* EXTRAIT DU DOCUMENT:
○ ○ ○

RDC : que valent vos diplômes ?

Les congolais célèbrent trop les diplômes au point qu’ils en deviennent presque aveugles et ne voient pas l’essentiel. Ah, l’essentiel ! N’est-ce pas de gagner beaucoup d’argent, de recevoir de gros salaires, conformément à ses diplômes ? Alors, au diable « l’essentiel invisible pour les yeux » d’Antoine de Saint Exupéry ! Ici, on vise le visible et lui seul.

A quoi servent les universités en République démocratique du Congo ? Dans le contexte où le diplôme est mystique et source de gros salaires, la réponse est : les universités servent à décerner des diplômes, point, barre ! Peu y vont pour apprendre, pour connaître d’abord, et jouir du savoir ensuite.

Bienvenue au chômage

Le jour où j’obtenais mon diplôme de licence, en 2013, un caricaturiste d’une télévision célèbre de Lubumbashi affichait pour nous accueillir un message que je n’ai compris que plus tard, on pouvait lire : « bienvenus dans le monde du chômage ! »

Les universités et les institutions d’enseignement supérieur accueillent chaque année des milliers de nouveaux étudiants diplômés du secondaire. En réalité, nombre de ces étudiants n’ont pas les capacités requises pour ce genre d’études. En fait on va aussi à l’université parce que ça honore la famille. Si on était sérieux, nombreux sont ceux qui devraient être orientés dans des métiers où ils brilleraient. Malheureusement l’orientation scolaire a cessé d’exister peu après le départ du colonisateur belge. Aujourd’hui le diplôme est à obtenir coûte que coûte, tous les moyens sont bons. Le diplôme est devenu une fin en soi. Oui, ici lorsqu’il faut gagner sa vie, la fin justifie les moyens.

○ ○ ○

* TRAVAIL À FAIRE:
#1 D'après l'extrait sur les diplômes en RDC, à quel moment l'orientation scolaire a-t-elle cessé d'exister ?
#2 Rédigez la suite de l'extrait sur les diplômes en RDC, en partant de sa dernière phrase.
Le matériel fourni est indépendant de l'extrait sur les diplômes en RDC.

○ ○ ○

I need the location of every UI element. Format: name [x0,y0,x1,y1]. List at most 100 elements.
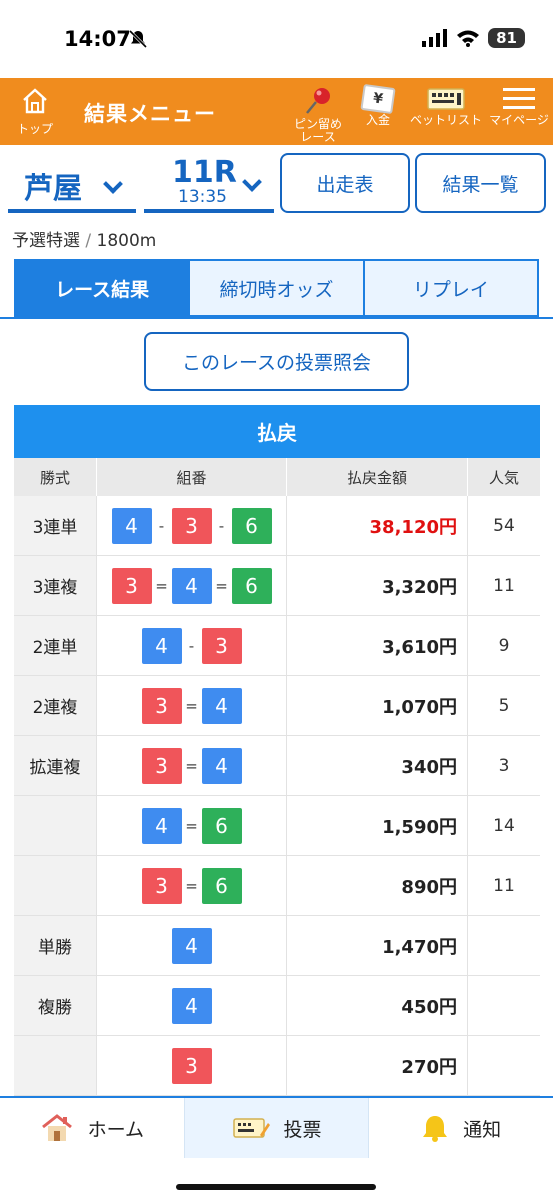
header-popularity: 人気 [467,458,540,496]
bell-icon [423,1116,448,1142]
tab-race-result[interactable]: レース結果 [14,259,191,317]
boat-number: 3 [171,507,212,544]
deposit-label: 入金 [365,113,390,127]
boat-number: 3 [141,867,182,904]
header-amount: 払戻金額 [286,458,467,496]
combination-separator: = [185,696,198,715]
payout-row: 3 = 6 890円 11 [14,856,540,916]
nav-vote[interactable]: 投票 [183,1098,369,1158]
combination: 4-3-6 [111,507,272,544]
pin-label-1: ピン留め [293,117,342,131]
boat-number: 3 [141,687,182,724]
boat-number: 6 [231,507,272,544]
header-combo: 組番 [96,458,286,496]
chevron-down-icon [242,172,262,192]
payout-row: 拡連複 3 = 4 340円 3 [14,736,540,796]
payout-row: 2連単 4-3 3,610円 9 [14,616,540,676]
battery-indicator: 81 [488,28,525,48]
combination-separator: - [188,636,195,655]
popularity [467,1036,540,1095]
bet-type: 複勝 [14,976,96,1035]
combination-cell: 3 = 4 [96,736,286,795]
result-tabs: レース結果 締切時オッズ リプレイ [14,259,539,317]
betlist-button[interactable]: ベットリスト [410,86,482,127]
boat-number: 6 [201,867,242,904]
bet-type: 3連複 [14,556,96,615]
race-selector-row: 芦屋 11R 13:35 出走表 結果一覧 [0,145,553,223]
tab-closing-odds[interactable]: 締切時オッズ [190,259,365,317]
payout-amount: 270円 [286,1036,467,1095]
home-indicator-area [0,1158,553,1200]
combination-separator: = [185,876,198,895]
popularity: 54 [467,496,540,555]
combination: 3 = 4 [141,687,242,724]
combination-cell: 4 [96,976,286,1035]
bet-type [14,796,96,855]
app-header: トップ 結果メニュー ピン留め レース ¥ 入金 ベットリスト マイページ [0,78,553,145]
tab-replay[interactable]: リプレイ [364,259,539,317]
popularity: 11 [467,556,540,615]
combination-cell: 4 = 6 [96,796,286,855]
ticket-list-icon [427,88,465,110]
popularity: 3 [467,736,540,795]
top-label: トップ [16,122,53,136]
pin-icon [306,88,330,114]
hamburger-menu-icon [503,88,535,109]
boat-number: 3 [171,1047,212,1084]
combination-cell: 3 = 4 [96,676,286,735]
mypage-button[interactable]: マイページ [488,86,550,127]
nav-home[interactable]: ホーム [0,1098,184,1158]
entry-list-button[interactable]: 出走表 [280,153,410,213]
payout-header-row: 勝式 組番 払戻金額 人気 [14,458,540,496]
wifi-icon [457,30,480,47]
popularity [467,976,540,1035]
status-bar: 14:07 81 [0,0,553,78]
payout-rows: 3連単 4-3-6 38,120円 54 3連複 3 = 4 = 6 3,320円 11 2連単 4-3 3… [14,496,540,1096]
nav-notification[interactable]: 通知 [368,1098,553,1158]
bell-muted-icon [128,29,148,49]
combination: 4 [171,927,212,964]
bet-type: 拡連複 [14,736,96,795]
payout-row: 単勝 4 1,470円 [14,916,540,976]
payout-amount: 1,590円 [286,796,467,855]
venue-name: 芦屋 [24,171,83,205]
betlist-label: ベットリスト [410,113,483,127]
combination-cell: 4-3 [96,616,286,675]
payout-row: 4 = 6 1,590円 14 [14,796,540,856]
bet-type [14,856,96,915]
payout-row: 2連複 3 = 4 1,070円 5 [14,676,540,736]
payout-row: 3 270円 [14,1036,540,1096]
payout-amount: 38,120円 [286,496,467,555]
payout-row: 複勝 4 450円 [14,976,540,1036]
top-button[interactable]: トップ [12,86,58,137]
status-time: 14:07 [64,27,131,51]
results-list-button[interactable]: 結果一覧 [415,153,546,213]
popularity: 11 [467,856,540,915]
boat-number: 4 [171,987,212,1024]
payout-amount: 450円 [286,976,467,1035]
combination-cell: 3 = 6 [96,856,286,915]
pin-race-button[interactable]: ピン留め レース [288,86,348,144]
combination: 3 = 4 = 6 [111,567,272,604]
home-indicator [176,1184,376,1190]
boat-number: 3 [111,567,152,604]
combination-separator: = [185,756,198,775]
bet-type: 単勝 [14,916,96,975]
boat-number: 4 [201,747,242,784]
combination-separator: = [215,576,228,595]
status-indicators: 81 [422,28,525,48]
popularity: 14 [467,796,540,855]
venue-dropdown[interactable]: 芦屋 [8,153,136,213]
boat-number: 3 [201,627,242,664]
combination-separator: = [185,816,198,835]
boat-number: 4 [171,927,212,964]
nav-notification-label: 通知 [463,1118,502,1141]
combination-cell: 3 = 4 = 6 [96,556,286,615]
combination: 3 = 4 [141,747,242,784]
boat-number: 4 [111,507,152,544]
deposit-icon: ¥ [360,83,396,115]
signal-icon [422,29,448,47]
race-dropdown[interactable]: 11R 13:35 [144,153,274,213]
deposit-button[interactable]: ¥ 入金 [358,83,398,127]
vote-inquiry-button[interactable]: このレースの投票照会 [144,332,409,391]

○ ○ ○

* RÉSULTATS PAR CONSIGNE:
#1 Elle a cessé d'exister peu après le départ du colonisateur belge.

#2
Des finalistes du secondaire dans une école de Lubumbashi
Des finalistes du secondaire dans une école de Lubumbashi

Des diplômés qui n’ont pas appris

Malgré les diplômes de l’enseignement supérieur qui circulent en RDC, le pays n’est pas sorti de l’auberge ! Au contraire, le pays semble être actuellement à une époque bien inférieure comparée par exemple à l’époque de Kasavubu et Lubumbashi, président et premier ministre de RDC, qui pourtant n’avaient jamais obtenu de licence ni de doctorat. Quelle honte ! On peut bien accuser les enseignants, mais quelle est la responsabilité des parents et des apprenants eux-mêmes ? Des étudiants qui, de toute leur formation, n’ont lu de livres que le jour où il fallait rédiger leur mémoire et qui, tout de suite après, vont cacher sous leurs valises !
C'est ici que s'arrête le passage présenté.